# 本文抜粋
************
純度を表す言葉として高純度や超高純度などが使われますが、それらが意味するところは対象によっても異なります。純度が90%程度でも高純度と呼ばれるものもあれば純度が99.99%でも低純度となる場合があり、使う目的によっても場面によっても求められる純度は異なります。また、測る方法によっても「純度」の数値は変ります。純度を数値を基にして高いか低いかを示す必要がない場合は感覚的に品質がいいことを謳う言葉として「高純度」などが使用されますが、単に含まれる物質の量が多いことを表すだけの場合があります。今回は純度についてまとめてみました。
************
データセットに含まれる項目
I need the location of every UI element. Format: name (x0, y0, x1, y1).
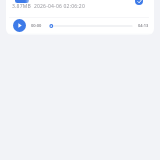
button[interactable]: Play (13, 19, 26, 32)
staticText: 00:00 (31, 23, 42, 28)
staticText: 3.87MB 2026-04-06 02:06:20 (12, 3, 85, 10)
staticText: 04:13 (138, 23, 149, 28)
button[interactable]: 3.87MB 2026-04-06 02:06:20 (6, 0, 154, 35)
button[interactable]: Selected (135, 0, 143, 5)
************
# 出題 1
本文抜粋によると、測る方法が違うと「純度」の数値はどうなりますか。
# 出題 2
本文抜粋を書き写してください。「純度を表す言葉として高純度や」という語句のところから始め、「度についてまとめてみました。」まで写したら止めること。
本文抜粋だけを根拠にすること。

# 解答 1
測る方法によって「純度」の数値は変わります。

# 解答 2
純度を表す言葉として高純度や超高純度などが使われますが、それらが意味するところは対象によっても異なります。純度が90%程度でも高純度と呼ばれるものもあれば純度が99.99%でも低純度となる場合があり、使う目的によっても場面によっても求められる純度は異なります。また、測る方法によっても「純度」の数値は変ります。純度を数値を基にして高いか低いかを示す必要がない場合は感覚的に品質がいいことを謳う言葉として「高純度」などが使用されますが、単に含まれる物質の量が多いことを表すだけの場合があります。今回は純度についてまとめてみました。